----- Records for the task -----
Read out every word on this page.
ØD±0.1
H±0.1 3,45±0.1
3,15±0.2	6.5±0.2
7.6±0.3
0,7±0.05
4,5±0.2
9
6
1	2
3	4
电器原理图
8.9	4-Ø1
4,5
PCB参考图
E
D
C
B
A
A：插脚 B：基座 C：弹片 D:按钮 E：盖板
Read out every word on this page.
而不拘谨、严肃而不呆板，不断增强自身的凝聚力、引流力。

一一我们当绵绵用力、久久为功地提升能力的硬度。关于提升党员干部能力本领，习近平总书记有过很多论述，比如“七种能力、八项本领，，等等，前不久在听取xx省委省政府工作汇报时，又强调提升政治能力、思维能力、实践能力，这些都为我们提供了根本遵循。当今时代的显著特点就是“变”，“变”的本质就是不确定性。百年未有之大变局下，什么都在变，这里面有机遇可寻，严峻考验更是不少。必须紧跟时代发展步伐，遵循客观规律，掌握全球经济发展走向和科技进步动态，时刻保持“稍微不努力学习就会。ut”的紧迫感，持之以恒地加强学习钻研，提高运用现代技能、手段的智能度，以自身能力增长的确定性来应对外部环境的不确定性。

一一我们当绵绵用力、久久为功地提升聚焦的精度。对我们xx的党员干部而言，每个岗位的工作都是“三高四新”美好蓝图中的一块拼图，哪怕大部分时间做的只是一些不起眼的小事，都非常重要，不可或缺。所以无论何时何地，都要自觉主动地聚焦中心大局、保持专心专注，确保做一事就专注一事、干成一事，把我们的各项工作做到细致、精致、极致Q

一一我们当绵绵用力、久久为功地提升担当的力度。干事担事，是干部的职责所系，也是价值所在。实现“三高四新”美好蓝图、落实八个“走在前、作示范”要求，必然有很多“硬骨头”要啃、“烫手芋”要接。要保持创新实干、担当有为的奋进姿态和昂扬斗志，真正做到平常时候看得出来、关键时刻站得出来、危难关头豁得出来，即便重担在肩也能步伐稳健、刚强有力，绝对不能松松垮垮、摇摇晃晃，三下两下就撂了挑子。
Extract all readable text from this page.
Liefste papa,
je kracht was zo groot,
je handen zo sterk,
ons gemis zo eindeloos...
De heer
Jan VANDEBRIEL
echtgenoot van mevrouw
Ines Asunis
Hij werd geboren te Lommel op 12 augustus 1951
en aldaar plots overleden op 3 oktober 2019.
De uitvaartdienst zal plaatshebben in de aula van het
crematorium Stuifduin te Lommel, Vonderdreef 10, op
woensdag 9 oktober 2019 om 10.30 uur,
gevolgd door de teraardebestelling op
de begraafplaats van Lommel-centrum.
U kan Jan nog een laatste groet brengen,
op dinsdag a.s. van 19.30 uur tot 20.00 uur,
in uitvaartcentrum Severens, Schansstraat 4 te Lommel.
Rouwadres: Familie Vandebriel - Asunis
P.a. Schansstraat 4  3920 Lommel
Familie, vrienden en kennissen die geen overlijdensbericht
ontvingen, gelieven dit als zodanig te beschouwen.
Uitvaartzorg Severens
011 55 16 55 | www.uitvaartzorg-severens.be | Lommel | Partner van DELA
-----
-- Task --
Restate each record word for word.

-- Response below --
Read out every word on this page.
ØD±0.1
H±0.1 3,45±0.1
3,15±0.2	6.5±0.2
7.6±0.3
0,7±0.05
4,5±0.2
9
6
1	2
3	4
电器原理图
8.9	4-Ø1
4,5
PCB参考图
E
D
C
B
A
A：插脚 B：基座 C：弹片 D:按钮 E：盖板
Read out every word on this page.
而不拘谨、严肃而不呆板，不断增强自身的凝聚力、引流力。

一一我们当绵绵用力、久久为功地提升能力的硬度。关于提升党员干部能力本领，习近平总书记有过很多论述，比如“七种能力、八项本领，，等等，前不久在听取xx省委省政府工作汇报时，又强调提升政治能力、思维能力、实践能力，这些都为我们提供了根本遵循。当今时代的显著特点就是“变”，“变”的本质就是不确定性。百年未有之大变局下，什么都在变，这里面有机遇可寻，严峻考验更是不少。必须紧跟时代发展步伐，遵循客观规律，掌握全球经济发展走向和科技进步动态，时刻保持“稍微不努力学习就会。ut”的紧迫感，持之以恒地加强学习钻研，提高运用现代技能、手段的智能度，以自身能力增长的确定性来应对外部环境的不确定性。

一一我们当绵绵用力、久久为功地提升聚焦的精度。对我们xx的党员干部而言，每个岗位的工作都是“三高四新”美好蓝图中的一块拼图，哪怕大部分时间做的只是一些不起眼的小事，都非常重要，不可或缺。所以无论何时何地，都要自觉主动地聚焦中心大局、保持专心专注，确保做一事就专注一事、干成一事，把我们的各项工作做到细致、精致、极致Q

一一我们当绵绵用力、久久为功地提升担当的力度。干事担事，是干部的职责所系，也是价值所在。实现“三高四新”美好蓝图、落实八个“走在前、作示范”要求，必然有很多“硬骨头”要啃、“烫手芋”要接。要保持创新实干、担当有为的奋进姿态和昂扬斗志，真正做到平常时候看得出来、关键时刻站得出来、危难关头豁得出来，即便重担在肩也能步伐稳健、刚强有力，绝对不能松松垮垮、摇摇晃晃，三下两下就撂了挑子。
Extract all readable text from this page.
Liefste papa,
je kracht was zo groot,
je handen zo sterk,
ons gemis zo eindeloos...
De heer
Jan VANDEBRIEL
echtgenoot van mevrouw
Ines Asunis
Hij werd geboren te Lommel op 12 augustus 1951
en aldaar plots overleden op 3 oktober 2019.
De uitvaartdienst zal plaatshebben in de aula van het
crematorium Stuifduin te Lommel, Vonderdreef 10, op
woensdag 9 oktober 2019 om 10.30 uur,
gevolgd door de teraardebestelling op
de begraafplaats van Lommel-centrum.
U kan Jan nog een laatste groet brengen,
op dinsdag a.s. van 19.30 uur tot 20.00 uur,
in uitvaartcentrum Severens, Schansstraat 4 te Lommel.
Rouwadres: Familie Vandebriel - Asunis
P.a. Schansstraat 4  3920 Lommel
Familie, vrienden en kennissen die geen overlijdensbericht
ontvingen, gelieven dit als zodanig te beschouwen.
Uitvaartzorg Severens
011 55 16 55 | www.uitvaartzorg-severens.be | Lommel | Partner van DELA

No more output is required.